◆ To be done ◆
Copy the items below word for word, beginning at the line containing "company-field[interactable] [52, 222, 597, 278]" and continuing through the line containing "jcb-icon [1164, 574, 1174, 581]", including both.

◆ Dataset excerpts ◆

** begin **

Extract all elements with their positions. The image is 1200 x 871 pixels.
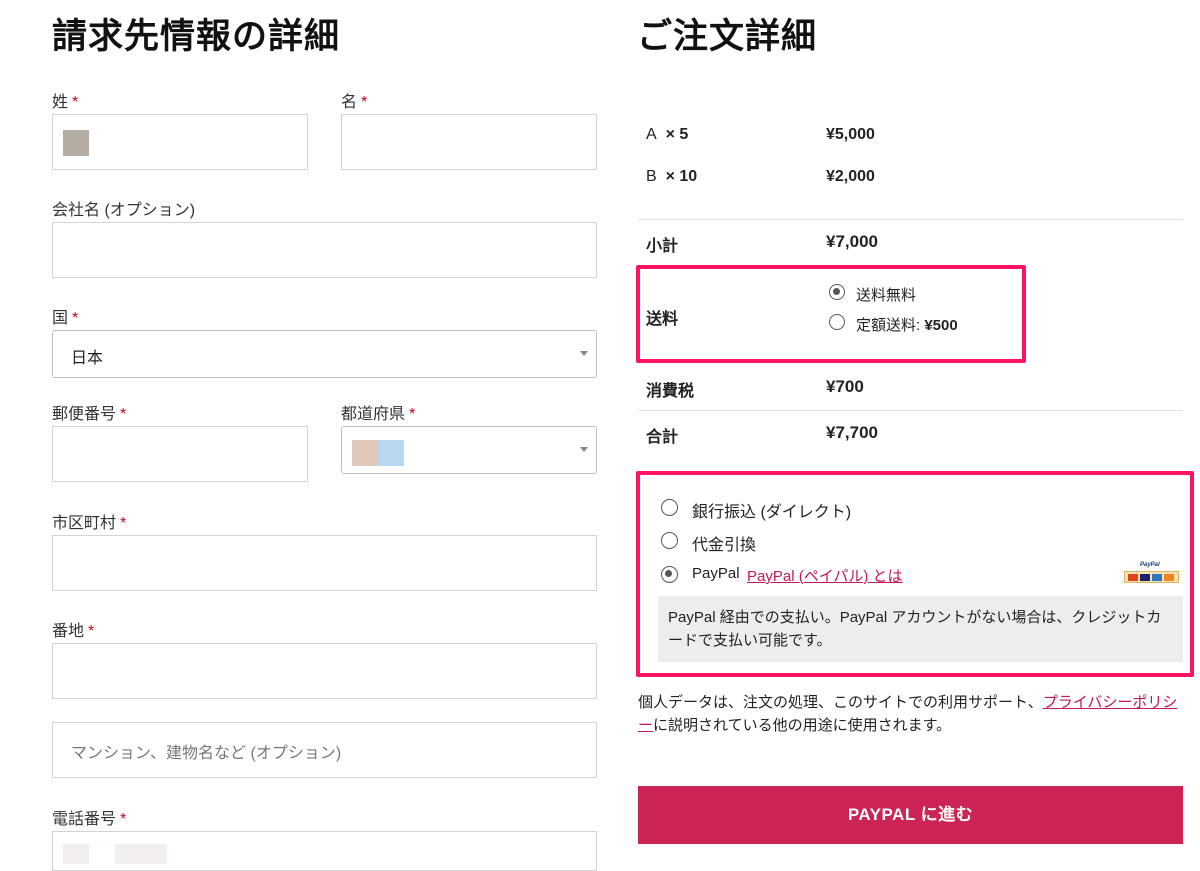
company-field[interactable] [52, 222, 597, 278]
city-field[interactable] [52, 535, 597, 591]
phone-field[interactable] [52, 831, 597, 871]
shipping-option-label: 送料無料 [856, 287, 917, 304]
address-field[interactable] [52, 643, 597, 699]
address2-placeholder: マンション、建物名など (オプション) [71, 745, 342, 762]
postcode-field[interactable] [52, 426, 308, 482]
shipping-option-flat-rate[interactable]: 定額送料: ¥500 [829, 314, 1009, 334]
payment-method-label: 銀行振込 (ダイレクト) [692, 504, 852, 521]
country-value: 日本 [71, 350, 104, 367]
amex-icon [1152, 574, 1162, 581]
jcb-icon [1164, 574, 1174, 581]
payment-method-label: PayPal [692, 565, 740, 582]
radio-unselected-icon[interactable] [829, 314, 845, 330]
chevron-down-icon [580, 351, 588, 356]
prefecture-label: 都道府県 * [341, 406, 416, 423]
radio-selected-icon[interactable] [829, 284, 845, 300]
order-item-price: ¥2,000 [826, 168, 875, 185]
total-label: 合計 [646, 429, 679, 446]
chevron-down-icon [580, 447, 588, 452]
postcode-label: 郵便番号 * [52, 406, 127, 423]
last-name-field[interactable] [52, 114, 308, 170]
company-label: 会社名 (オプション) [52, 202, 196, 219]
paypal-cards-logo: PayPal [1124, 562, 1179, 584]
divider [638, 410, 1183, 411]
payment-method-bank-transfer[interactable]: 銀行振込 (ダイレクト) [661, 497, 961, 521]
divider [638, 219, 1183, 220]
last-name-label: 姓 * [52, 94, 79, 111]
shipping-label: 送料 [646, 311, 679, 328]
order-item-price: ¥5,000 [826, 126, 875, 143]
billing-title: 請求先情報の詳細 [52, 17, 341, 56]
paypal-logo-text: PayPal [1140, 562, 1160, 568]
prefecture-select[interactable] [341, 426, 597, 474]
subtotal-value: ¥7,000 [826, 232, 878, 251]
payment-description-text: PayPal 経由での支払い。PayPal アカウントがない場合は、クレジットカ… [668, 609, 1162, 649]
tax-label: 消費税 [646, 383, 695, 400]
radio-unselected-icon[interactable] [661, 532, 678, 549]
city-label: 市区町村 * [52, 515, 127, 532]
redacted-text-block [63, 844, 89, 864]
shipping-option-free[interactable]: 送料無料 [829, 284, 1009, 304]
total-value: ¥7,700 [826, 423, 878, 442]
redacted-text-block [352, 440, 378, 466]
payment-method-label: 代金引換 [692, 537, 757, 554]
first-name-label: 名 * [341, 94, 368, 111]
payment-description-box: PayPal 経由での支払い。PayPal アカウントがない場合は、クレジットカ… [658, 596, 1183, 662]
order-title: ご注文詳細 [637, 17, 818, 56]
visa-icon [1140, 574, 1150, 581]
proceed-paypal-button[interactable]: PAYPAL に進む [638, 786, 1183, 844]
first-name-field[interactable] [341, 114, 597, 170]
address2-field[interactable]: マンション、建物名など (オプション) [52, 722, 597, 778]
country-label: 国 * [52, 310, 79, 327]
country-select[interactable]: 日本 [52, 330, 597, 378]
card-logos-strip [1124, 571, 1179, 583]
address-label: 番地 * [52, 623, 95, 640]
radio-unselected-icon[interactable] [661, 499, 678, 516]
payment-method-cod[interactable]: 代金引換 [661, 530, 961, 554]
redacted-text-block [115, 844, 167, 864]
order-item-name: B × 10 [646, 168, 698, 185]
tax-value: ¥700 [826, 377, 864, 396]
privacy-notice: 個人データは、注文の処理、このサイトでの利用サポート、プライバシーポリシーに説明… [638, 694, 1178, 734]
redacted-text-block [378, 440, 404, 466]
subtotal-label: 小計 [646, 238, 679, 255]
radio-selected-icon[interactable] [661, 566, 678, 583]
paypal-info-link[interactable]: PayPal (ペイパル) とは [747, 565, 903, 586]
order-item-name: A × 5 [646, 126, 689, 143]
mastercard-icon [1128, 574, 1138, 581]
shipping-option-label: 定額送料: ¥500 [856, 317, 958, 334]
phone-label: 電話番号 * [52, 811, 127, 828]
redacted-text-block [63, 130, 89, 156]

** end **

◆ Task output ◆
company-field[interactable] [52, 222, 597, 278]
city-field[interactable] [52, 535, 597, 591]
phone-field[interactable] [52, 831, 597, 871]
shipping-option-label: 送料無料 [856, 287, 917, 304]
address-field[interactable] [52, 643, 597, 699]
address2-placeholder: マンション、建物名など (オプション) [71, 745, 342, 762]
postcode-field[interactable] [52, 426, 308, 482]
shipping-option-flat-rate[interactable]: 定額送料: ¥500 [829, 314, 1009, 334]
payment-method-label: 銀行振込 (ダイレクト) [692, 504, 852, 521]
country-value: 日本 [71, 350, 104, 367]
amex-icon [1152, 574, 1162, 581]
jcb-icon [1164, 574, 1174, 581]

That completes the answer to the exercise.